-- start of Material for this task --

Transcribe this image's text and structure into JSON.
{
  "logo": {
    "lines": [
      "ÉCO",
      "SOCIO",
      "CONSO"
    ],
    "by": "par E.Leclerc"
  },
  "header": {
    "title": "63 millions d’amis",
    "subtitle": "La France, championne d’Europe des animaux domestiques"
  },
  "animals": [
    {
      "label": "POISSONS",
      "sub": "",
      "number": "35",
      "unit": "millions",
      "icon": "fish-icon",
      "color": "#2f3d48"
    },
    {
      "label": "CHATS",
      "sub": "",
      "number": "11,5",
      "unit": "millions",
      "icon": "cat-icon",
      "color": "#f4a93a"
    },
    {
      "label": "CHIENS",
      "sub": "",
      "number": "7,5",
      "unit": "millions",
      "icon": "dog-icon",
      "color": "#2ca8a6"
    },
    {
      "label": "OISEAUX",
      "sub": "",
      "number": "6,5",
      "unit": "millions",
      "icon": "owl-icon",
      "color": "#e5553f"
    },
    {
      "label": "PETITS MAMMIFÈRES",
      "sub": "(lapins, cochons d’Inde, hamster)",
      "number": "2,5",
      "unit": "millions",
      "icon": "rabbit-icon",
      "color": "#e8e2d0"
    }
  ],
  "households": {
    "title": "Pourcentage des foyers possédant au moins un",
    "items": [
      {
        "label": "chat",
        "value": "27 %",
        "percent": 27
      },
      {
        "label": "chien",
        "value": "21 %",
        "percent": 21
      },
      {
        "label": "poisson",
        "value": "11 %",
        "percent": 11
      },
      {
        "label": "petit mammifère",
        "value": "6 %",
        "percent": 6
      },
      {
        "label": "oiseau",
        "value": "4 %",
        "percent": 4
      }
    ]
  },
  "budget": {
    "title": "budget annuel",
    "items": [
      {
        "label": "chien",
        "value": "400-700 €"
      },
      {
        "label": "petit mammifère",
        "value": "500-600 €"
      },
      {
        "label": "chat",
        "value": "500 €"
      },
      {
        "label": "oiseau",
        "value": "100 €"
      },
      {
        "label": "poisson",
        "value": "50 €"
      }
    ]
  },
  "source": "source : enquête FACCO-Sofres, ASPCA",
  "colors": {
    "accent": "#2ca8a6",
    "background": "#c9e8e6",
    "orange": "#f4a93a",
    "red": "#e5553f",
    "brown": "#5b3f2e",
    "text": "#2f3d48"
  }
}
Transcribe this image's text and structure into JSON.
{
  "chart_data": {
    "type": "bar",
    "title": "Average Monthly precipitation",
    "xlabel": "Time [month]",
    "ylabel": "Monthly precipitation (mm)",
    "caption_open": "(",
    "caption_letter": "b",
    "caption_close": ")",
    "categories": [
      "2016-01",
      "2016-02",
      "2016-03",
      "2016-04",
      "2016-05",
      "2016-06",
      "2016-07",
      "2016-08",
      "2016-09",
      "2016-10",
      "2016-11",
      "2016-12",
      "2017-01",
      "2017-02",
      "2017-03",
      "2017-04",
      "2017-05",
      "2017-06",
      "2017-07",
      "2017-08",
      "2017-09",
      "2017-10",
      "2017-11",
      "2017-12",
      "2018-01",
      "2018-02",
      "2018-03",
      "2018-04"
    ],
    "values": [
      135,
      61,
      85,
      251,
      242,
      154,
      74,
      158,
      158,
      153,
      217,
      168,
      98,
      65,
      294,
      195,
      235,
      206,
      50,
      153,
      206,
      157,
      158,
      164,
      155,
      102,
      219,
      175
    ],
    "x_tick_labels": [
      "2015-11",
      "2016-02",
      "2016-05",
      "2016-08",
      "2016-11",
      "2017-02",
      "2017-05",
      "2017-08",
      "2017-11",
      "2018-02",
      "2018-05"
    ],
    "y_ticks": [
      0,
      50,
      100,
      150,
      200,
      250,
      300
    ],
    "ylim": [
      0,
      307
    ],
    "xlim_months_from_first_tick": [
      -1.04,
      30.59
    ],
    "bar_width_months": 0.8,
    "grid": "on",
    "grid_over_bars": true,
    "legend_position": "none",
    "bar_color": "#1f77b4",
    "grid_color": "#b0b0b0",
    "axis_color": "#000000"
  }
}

-- end of Material for this task --

## What you are asked to do:
Check all the records above and select each line where the string "Monthly" is found.

## Expected answer:
    "title": "Average Monthly precipitation",
    "ylabel": "Monthly precipitation (mm)",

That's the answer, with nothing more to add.